## Work instructions
Would you print each of the entries below precisely as given?

BEGIN Supplied information

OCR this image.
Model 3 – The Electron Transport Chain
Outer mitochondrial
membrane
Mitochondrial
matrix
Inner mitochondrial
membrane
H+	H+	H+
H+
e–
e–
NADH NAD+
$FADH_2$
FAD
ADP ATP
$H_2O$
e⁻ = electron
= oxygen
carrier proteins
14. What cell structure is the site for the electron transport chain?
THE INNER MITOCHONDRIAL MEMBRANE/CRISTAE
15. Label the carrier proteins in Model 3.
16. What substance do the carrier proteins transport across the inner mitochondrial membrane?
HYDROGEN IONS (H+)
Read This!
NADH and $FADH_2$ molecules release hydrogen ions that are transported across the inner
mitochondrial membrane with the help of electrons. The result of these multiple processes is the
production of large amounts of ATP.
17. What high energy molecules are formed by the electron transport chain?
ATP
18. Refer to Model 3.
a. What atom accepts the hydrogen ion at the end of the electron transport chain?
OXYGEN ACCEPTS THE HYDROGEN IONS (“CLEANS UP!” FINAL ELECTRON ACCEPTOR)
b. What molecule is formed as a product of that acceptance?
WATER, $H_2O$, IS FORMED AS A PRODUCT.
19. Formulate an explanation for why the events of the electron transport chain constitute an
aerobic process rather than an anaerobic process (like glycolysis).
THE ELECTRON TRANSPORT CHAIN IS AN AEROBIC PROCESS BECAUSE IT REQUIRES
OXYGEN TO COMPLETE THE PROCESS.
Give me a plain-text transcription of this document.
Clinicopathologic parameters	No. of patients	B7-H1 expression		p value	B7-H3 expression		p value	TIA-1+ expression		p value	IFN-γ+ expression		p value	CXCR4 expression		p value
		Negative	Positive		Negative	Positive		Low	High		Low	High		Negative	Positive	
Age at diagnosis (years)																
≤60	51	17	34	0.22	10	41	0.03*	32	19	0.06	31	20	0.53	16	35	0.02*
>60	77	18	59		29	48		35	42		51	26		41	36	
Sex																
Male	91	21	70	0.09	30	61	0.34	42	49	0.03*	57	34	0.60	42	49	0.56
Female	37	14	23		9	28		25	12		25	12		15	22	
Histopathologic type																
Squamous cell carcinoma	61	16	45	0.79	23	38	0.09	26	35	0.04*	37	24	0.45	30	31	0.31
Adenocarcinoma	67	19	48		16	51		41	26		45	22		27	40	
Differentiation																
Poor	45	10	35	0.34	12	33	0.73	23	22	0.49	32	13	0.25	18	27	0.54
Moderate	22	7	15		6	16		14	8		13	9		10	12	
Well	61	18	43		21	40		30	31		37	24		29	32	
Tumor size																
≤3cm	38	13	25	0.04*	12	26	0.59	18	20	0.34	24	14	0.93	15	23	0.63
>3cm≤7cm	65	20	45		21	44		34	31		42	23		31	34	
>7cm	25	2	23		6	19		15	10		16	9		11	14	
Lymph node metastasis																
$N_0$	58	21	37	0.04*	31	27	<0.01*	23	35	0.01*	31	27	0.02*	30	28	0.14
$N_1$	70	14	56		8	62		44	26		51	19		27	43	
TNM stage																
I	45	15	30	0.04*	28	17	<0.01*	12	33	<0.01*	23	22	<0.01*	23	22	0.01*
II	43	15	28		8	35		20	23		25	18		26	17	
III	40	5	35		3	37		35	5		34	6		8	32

END Supplied information

## Task response
OCR this image.
Model 3 – The Electron Transport Chain
Outer mitochondrial
membrane
Mitochondrial
matrix
Inner mitochondrial
membrane
H+	H+	H+
H+
e–
e–
NADH NAD+
$FADH_2$
FAD
ADP ATP
$H_2O$
e⁻ = electron
= oxygen
carrier proteins
14. What cell structure is the site for the electron transport chain?
THE INNER MITOCHONDRIAL MEMBRANE/CRISTAE
15. Label the carrier proteins in Model 3.
16. What substance do the carrier proteins transport across the inner mitochondrial membrane?
HYDROGEN IONS (H+)
Read This!
NADH and $FADH_2$ molecules release hydrogen ions that are transported across the inner
mitochondrial membrane with the help of electrons. The result of these multiple processes is the
production of large amounts of ATP.
17. What high energy molecules are formed by the electron transport chain?
ATP
18. Refer to Model 3.
a. What atom accepts the hydrogen ion at the end of the electron transport chain?
OXYGEN ACCEPTS THE HYDROGEN IONS (“CLEANS UP!” FINAL ELECTRON ACCEPTOR)
b. What molecule is formed as a product of that acceptance?
WATER, $H_2O$, IS FORMED AS A PRODUCT.
19. Formulate an explanation for why the events of the electron transport chain constitute an
aerobic process rather than an anaerobic process (like glycolysis).
THE ELECTRON TRANSPORT CHAIN IS AN AEROBIC PROCESS BECAUSE IT REQUIRES
OXYGEN TO COMPLETE THE PROCESS.
Give me a plain-text transcription of this document.
Clinicopathologic parameters	No. of patients	B7-H1 expression		p value	B7-H3 expression		p value	TIA-1+ expression		p value	IFN-γ+ expression		p value	CXCR4 expression		p value
		Negative	Positive		Negative	Positive		Low	High		Low	High		Negative	Positive	
Age at diagnosis (years)																
≤60	51	17	34	0.22	10	41	0.03*	32	19	0.06	31	20	0.53	16	35	0.02*
>60	77	18	59		29	48		35	42		51	26		41	36	
Sex																
Male	91	21	70	0.09	30	61	0.34	42	49	0.03*	57	34	0.60	42	49	0.56
Female	37	14	23		9	28		25	12		25	12		15	22	
Histopathologic type																
Squamous cell carcinoma	61	16	45	0.79	23	38	0.09	26	35	0.04*	37	24	0.45	30	31	0.31
Adenocarcinoma	67	19	48		16	51		41	26		45	22		27	40	
Differentiation																
Poor	45	10	35	0.34	12	33	0.73	23	22	0.49	32	13	0.25	18	27	0.54
Moderate	22	7	15		6	16		14	8		13	9		10	12	
Well	61	18	43		21	40		30	31		37	24		29	32	
Tumor size																
≤3cm	38	13	25	0.04*	12	26	0.59	18	20	0.34	24	14	0.93	15	23	0.63
>3cm≤7cm	65	20	45		21	44		34	31		42	23		31	34	
>7cm	25	2	23		6	19		15	10		16	9		11	14	
Lymph node metastasis																
$N_0$	58	21	37	0.04*	31	27	<0.01*	23	35	0.01*	31	27	0.02*	30	28	0.14
$N_1$	70	14	56		8	62		44	26		51	19		27	43	
TNM stage																
I	45	15	30	0.04*	28	17	<0.01*	12	33	<0.01*	23	22	<0.01*	23	22	0.01*
II	43	15	28		8	35		20	23		25	18		26	17	
III	40	5	35		3	37		35	5		34	6		8	32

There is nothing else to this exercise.